WHAT IS REQUIRED: Gather every line below where "zijn" appears.

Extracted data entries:
=-=-=-=-=
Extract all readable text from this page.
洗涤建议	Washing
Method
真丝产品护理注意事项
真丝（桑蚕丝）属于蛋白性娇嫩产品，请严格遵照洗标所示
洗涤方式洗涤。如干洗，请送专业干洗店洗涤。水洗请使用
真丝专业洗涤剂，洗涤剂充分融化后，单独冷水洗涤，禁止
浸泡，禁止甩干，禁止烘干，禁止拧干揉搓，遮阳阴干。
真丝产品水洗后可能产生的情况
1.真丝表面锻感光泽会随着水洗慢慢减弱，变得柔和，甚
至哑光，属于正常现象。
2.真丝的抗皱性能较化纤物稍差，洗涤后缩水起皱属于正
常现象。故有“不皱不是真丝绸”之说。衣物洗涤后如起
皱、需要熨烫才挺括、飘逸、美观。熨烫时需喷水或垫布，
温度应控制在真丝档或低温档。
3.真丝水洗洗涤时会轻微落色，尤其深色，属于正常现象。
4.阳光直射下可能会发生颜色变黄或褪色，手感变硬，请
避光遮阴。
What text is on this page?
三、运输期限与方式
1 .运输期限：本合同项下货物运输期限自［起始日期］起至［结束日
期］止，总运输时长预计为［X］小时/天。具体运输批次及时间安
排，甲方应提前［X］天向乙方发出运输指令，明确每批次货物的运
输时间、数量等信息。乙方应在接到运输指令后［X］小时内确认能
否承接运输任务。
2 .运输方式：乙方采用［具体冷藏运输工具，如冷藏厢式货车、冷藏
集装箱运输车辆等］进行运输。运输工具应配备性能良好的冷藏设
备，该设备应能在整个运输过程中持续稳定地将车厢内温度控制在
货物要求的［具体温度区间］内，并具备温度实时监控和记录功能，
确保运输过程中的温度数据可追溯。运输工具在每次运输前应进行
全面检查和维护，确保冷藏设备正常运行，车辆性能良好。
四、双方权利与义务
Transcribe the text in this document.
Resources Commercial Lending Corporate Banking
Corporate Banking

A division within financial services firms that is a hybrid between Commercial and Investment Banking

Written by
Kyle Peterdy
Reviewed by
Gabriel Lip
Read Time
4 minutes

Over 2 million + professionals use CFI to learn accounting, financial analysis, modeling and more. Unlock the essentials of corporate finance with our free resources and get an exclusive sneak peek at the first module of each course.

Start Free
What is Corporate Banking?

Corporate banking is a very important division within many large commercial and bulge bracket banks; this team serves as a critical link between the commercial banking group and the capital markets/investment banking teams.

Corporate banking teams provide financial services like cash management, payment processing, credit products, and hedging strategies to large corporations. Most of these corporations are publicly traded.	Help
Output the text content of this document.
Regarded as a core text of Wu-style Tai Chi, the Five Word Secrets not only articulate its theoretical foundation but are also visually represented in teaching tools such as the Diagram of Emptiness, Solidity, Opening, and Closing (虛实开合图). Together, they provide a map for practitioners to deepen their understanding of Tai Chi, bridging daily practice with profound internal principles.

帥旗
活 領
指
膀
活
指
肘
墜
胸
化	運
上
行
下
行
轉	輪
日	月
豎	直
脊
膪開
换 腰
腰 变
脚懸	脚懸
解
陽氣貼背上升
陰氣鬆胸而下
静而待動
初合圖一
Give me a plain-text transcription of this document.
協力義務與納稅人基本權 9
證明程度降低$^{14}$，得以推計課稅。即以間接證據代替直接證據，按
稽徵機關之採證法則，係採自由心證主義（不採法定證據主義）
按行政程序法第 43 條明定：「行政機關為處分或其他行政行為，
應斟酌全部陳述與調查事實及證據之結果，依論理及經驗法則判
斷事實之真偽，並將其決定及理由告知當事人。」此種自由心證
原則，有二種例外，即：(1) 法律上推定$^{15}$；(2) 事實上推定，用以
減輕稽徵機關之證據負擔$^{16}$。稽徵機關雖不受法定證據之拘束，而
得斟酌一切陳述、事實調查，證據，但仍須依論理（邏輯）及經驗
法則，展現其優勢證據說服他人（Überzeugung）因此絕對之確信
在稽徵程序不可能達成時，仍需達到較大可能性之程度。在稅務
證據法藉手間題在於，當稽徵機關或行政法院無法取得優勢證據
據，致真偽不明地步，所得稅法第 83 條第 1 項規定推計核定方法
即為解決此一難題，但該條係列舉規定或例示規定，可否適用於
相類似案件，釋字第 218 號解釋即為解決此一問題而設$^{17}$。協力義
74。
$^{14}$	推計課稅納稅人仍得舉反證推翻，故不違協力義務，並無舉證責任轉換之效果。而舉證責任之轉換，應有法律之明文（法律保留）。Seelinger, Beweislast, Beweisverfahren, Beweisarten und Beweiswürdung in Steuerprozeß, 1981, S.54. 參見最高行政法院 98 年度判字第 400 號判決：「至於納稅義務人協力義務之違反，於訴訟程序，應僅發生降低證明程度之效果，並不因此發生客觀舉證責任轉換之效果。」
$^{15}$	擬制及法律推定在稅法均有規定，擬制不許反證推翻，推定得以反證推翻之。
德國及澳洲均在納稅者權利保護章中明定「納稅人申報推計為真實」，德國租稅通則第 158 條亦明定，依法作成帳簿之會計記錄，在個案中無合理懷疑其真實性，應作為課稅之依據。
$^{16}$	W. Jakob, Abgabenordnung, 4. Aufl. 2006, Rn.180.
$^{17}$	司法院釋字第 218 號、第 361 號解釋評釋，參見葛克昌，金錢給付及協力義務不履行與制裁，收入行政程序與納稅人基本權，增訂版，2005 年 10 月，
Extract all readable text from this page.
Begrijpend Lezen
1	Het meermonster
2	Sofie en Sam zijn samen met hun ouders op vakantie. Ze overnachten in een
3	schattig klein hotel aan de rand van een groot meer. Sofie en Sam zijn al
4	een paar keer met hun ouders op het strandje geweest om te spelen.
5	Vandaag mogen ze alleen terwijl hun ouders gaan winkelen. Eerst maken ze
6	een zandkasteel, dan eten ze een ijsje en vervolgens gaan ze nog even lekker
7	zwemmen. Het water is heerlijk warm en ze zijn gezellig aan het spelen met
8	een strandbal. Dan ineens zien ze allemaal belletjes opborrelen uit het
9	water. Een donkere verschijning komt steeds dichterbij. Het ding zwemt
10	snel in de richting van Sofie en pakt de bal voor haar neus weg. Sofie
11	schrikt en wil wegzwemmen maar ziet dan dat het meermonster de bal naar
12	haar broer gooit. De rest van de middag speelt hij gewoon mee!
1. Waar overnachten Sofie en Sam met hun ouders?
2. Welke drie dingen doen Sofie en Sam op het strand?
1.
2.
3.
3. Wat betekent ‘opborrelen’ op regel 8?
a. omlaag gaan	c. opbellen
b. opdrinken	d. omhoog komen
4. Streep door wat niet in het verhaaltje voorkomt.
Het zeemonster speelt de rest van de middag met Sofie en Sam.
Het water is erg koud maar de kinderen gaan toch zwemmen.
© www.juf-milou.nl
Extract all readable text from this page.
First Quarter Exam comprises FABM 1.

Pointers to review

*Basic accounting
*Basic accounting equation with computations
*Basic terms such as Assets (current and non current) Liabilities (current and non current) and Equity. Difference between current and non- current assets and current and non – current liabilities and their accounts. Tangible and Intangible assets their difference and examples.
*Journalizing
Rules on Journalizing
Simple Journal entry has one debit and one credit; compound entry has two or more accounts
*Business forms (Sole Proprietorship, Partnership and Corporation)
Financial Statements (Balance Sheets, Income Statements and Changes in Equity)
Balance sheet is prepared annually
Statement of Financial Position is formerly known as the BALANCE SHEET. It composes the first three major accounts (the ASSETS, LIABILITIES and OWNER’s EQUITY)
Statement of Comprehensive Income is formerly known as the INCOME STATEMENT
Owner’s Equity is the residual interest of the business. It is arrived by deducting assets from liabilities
=-=-=-=-=
FINAL RESULT:
2	Sofie en Sam zijn samen met hun ouders op vakantie. Ze overnachten in een
3	schattig klein hotel aan de rand van een groot meer. Sofie en Sam zijn al
7	zwemmen. Het water is heerlijk warm en ze zijn gezellig aan het spelen met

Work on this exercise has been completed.